## Written task
Select and copy out every line in the records containing "можна".

** start of Extracted material **

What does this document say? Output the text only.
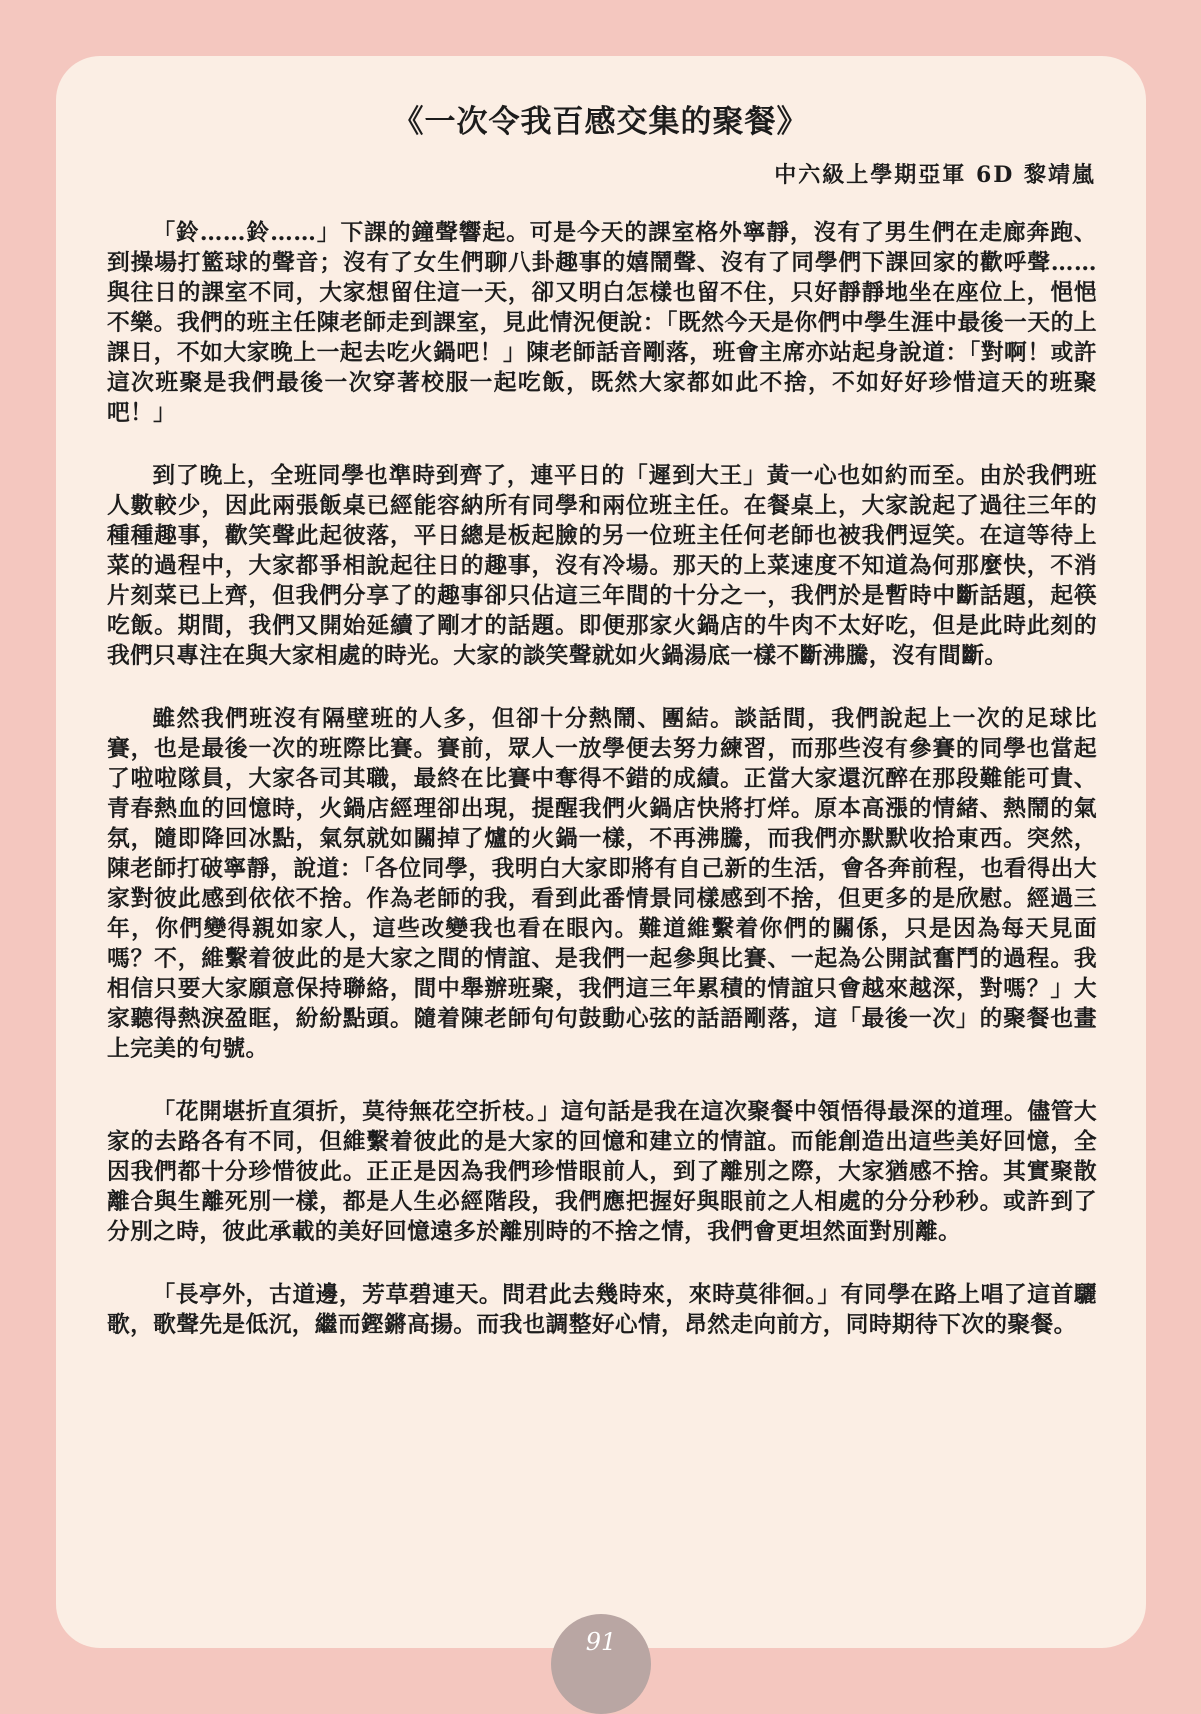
《一次令我百感交集的聚餐》
中六級上學期亞軍 6D 黎靖嵐

「鈴……鈴……」下課的鐘聲響起。可是今天的課室格外寧靜，沒有了男生們在走廊奔跑、到操場打籃球的聲音；沒有了女生們聊八卦趣事的嬉鬧聲、沒有了同學們下課回家的歡呼聲……與往日的課室不同，大家想留住這一天，卻又明白怎樣也留不住，只好靜靜地坐在座位上，悒悒不樂。我們的班主任陳老師走到課室，見此情況便說：「既然今天是你們中學生涯中最後一天的上課日，不如大家晚上一起去吃火鍋吧！」陳老師話音剛落，班會主席亦站起身說道：「對啊！或許這次班聚是我們最後一次穿著校服一起吃飯，既然大家都如此不捨，不如好好珍惜這天的班聚吧！」

到了晚上，全班同學也準時到齊了，連平日的「遲到大王」黃一心也如約而至。由於我們班人數較少，因此兩張飯桌已經能容納所有同學和兩位班主任。在餐桌上，大家說起了過往三年的種種趣事，歡笑聲此起彼落，平日總是板起臉的另一位班主任何老師也被我們逗笑。在這等待上菜的過程中，大家都爭相說起往日的趣事，沒有冷場。那天的上菜速度不知道為何那麼快，不消片刻菜已上齊，但我們分享了的趣事卻只佔這三年間的十分之一，我們於是暫時中斷話題，起筷吃飯。期間，我們又開始延續了剛才的話題。即便那家火鍋店的牛肉不太好吃，但是此時此刻的我們只專注在與大家相處的時光。大家的談笑聲就如火鍋湯底一樣不斷沸騰，沒有間斷。

雖然我們班沒有隔壁班的人多，但卻十分熱鬧、團結。談話間，我們說起上一次的足球比賽，也是最後一次的班際比賽。賽前，眾人一放學便去努力練習，而那些沒有參賽的同學也當起了啦啦隊員，大家各司其職，最終在比賽中奪得不錯的成績。正當大家還沉醉在那段難能可貴、青春熱血的回憶時，火鍋店經理卻出現，提醒我們火鍋店快將打烊。原本高漲的情緒、熱鬧的氣氛，隨即降回冰點，氣氛就如關掉了爐的火鍋一樣，不再沸騰，而我們亦默默收拾東西。突然，陳老師打破寧靜，說道：「各位同學，我明白大家即將有自己新的生活，會各奔前程，也看得出大家對彼此感到依依不捨。作為老師的我，看到此番情景同樣感到不捨，但更多的是欣慰。經過三年，你們變得親如家人，這些改變我也看在眼內。難道維繫着你們的關係，只是因為每天見面嗎？不，維繫着彼此的是大家之間的情誼、是我們一起參與比賽、一起為公開試奮鬥的過程。我相信只要大家願意保持聯絡，間中舉辦班聚，我們這三年累積的情誼只會越來越深，對嗎？」大家聽得熱淚盈眶，紛紛點頭。隨着陳老師句句鼓動心弦的話語剛落，這「最後一次」的聚餐也畫上完美的句號。

「花開堪折直須折，莫待無花空折枝。」這句話是我在這次聚餐中領悟得最深的道理。儘管大家的去路各有不同，但維繫着彼此的是大家的回憶和建立的情誼。而能創造出這些美好回憶，全因我們都十分珍惜彼此。正正是因為我們珍惜眼前人，到了離別之際，大家猶感不捨。其實聚散離合與生離死別一樣，都是人生必經階段，我們應把握好與眼前之人相處的分分秒秒。或許到了分別之時，彼此承載的美好回憶遠多於離別時的不捨之情，我們會更坦然面對別離。

「長亭外，古道邊，芳草碧連天。問君此去幾時來，來時莫徘徊。」有同學在路上唱了這首驪歌，歌聲先是低沉，繼而鏗鏘高揚。而我也調整好心情，昂然走向前方，同時期待下次的聚餐。

91
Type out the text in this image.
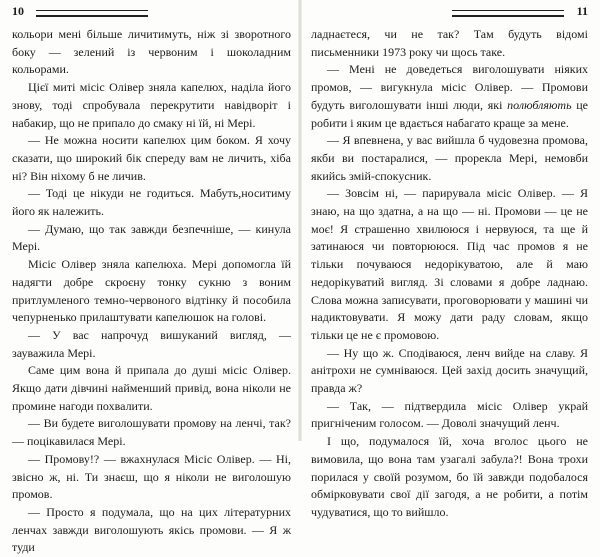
10

кольори мені більше личитимуть, ніж зі зворотного боку — зелений із червоним і шоколадним кольорами.

Цієї миті місіс Олівер зняла капелюх, наділа його знову, тоді спробувала перекрутити навідворіт і набакир, що не припало до смаку ні їй, ні Мері.

— Не можна носити капелюх цим боком. Я хочу сказати, що широкий бік спереду вам не личить, хіба ні? Він ніхому б не личив.

— Тоді це нікуди не годиться. Мабуть,носитиму його як належить.

— Думаю, що так завжди безпечніше, — кинула Мері.

Місіс Олівер зняла капелюха. Мері допомогла їй надягти добре скроєну тонку сукню з воним притлумленого темно-червоного відтінку й пособила чепурненько прилаштувати капелюшок на голові.

— У вас напрочуд вишуканий вигляд, — зауважила Мері.

Саме цим вона й припала до душі місіс Олівер. Якщо дати дівчині найменший привід, вона ніколи не проминe нагоди похвалити.

— Ви будете виголошувати промову на ленчі, так? — поцікавилася Мері.

— Промову!? — вжахнулася Місіс Олівер. — Ні, звісно ж, ні. Ти знаєш, що я ніколи не виголошую промов.

— Просто я подумала, що на цих літературних ленчах завжди виголошують якісь промови. — Я ж туди

11

ладнаєтеся, чи не так? Там будуть відомі письменники 1973 року чи щось таке.

— Мені не доведеться виголошувати ніяких промов, — вигукнула місіс Олівер. — Промови будуть виголошувати інші люди, які полюбляють це робити і яким це вдається набагато краще за мене.

— Я впевнена, у вас вийшла б чудовезна промова, якби ви постаралися, — прорекла Мері, немовби якийсь змій-спокусник.

— Зовсім ні, — парирувала місіс Олівер. — Я знаю, на що здатна, а на що — ні. Промови — це не моє! Я страшенно хвилююся і нервуюся, та ще й затинаюся чи повторююся. Під час промов я не тільки почуваюся недорікуватою, але й маю недорікуватий вигляд. Зі словами я добре ладнаю. Слова можна записувати, проговорювати у машині чи надиктовувати. Я можу дати раду словам, якщо тільки це не є промовою.

— Ну що ж. Сподіваюся, ленч вийде на славу. Я анітрохи не сумніваюся. Цей захід досить значущий, правда ж?

— Так, — підтвердила місіс Олівер украй пригніченим голосом. — Доволі значущий ленч.

І що, подумалося їй, хоча вголос цього не вимовила, що вона там узагалі забула?! Вона трохи порилася у своїй розумом, бо їй завжди подобалося обмірковувати свої дії загодя, а не робити, а потім чудуватися, що то вийшло.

** end of Extracted material **

## Output of the task
— Не можна носити капелюх цим боком. Я хочу сказати, що широкий бік спереду вам не личить, хіба ні? Він ніхому б не личив.
— Зовсім ні, — парирувала місіс Олівер. — Я знаю, на що здатна, а на що — ні. Промови — це не моє! Я страшенно хвилююся і нервуюся, та ще й затинаюся чи повторююся. Під час промов я не тільки почуваюся недорікуватою, але й маю недорікуватий вигляд. Зі словами я добре ладнаю. Слова можна записувати, проговорювати у машині чи надиктовувати. Я можу дати раду словам, якщо тільки це не є промовою.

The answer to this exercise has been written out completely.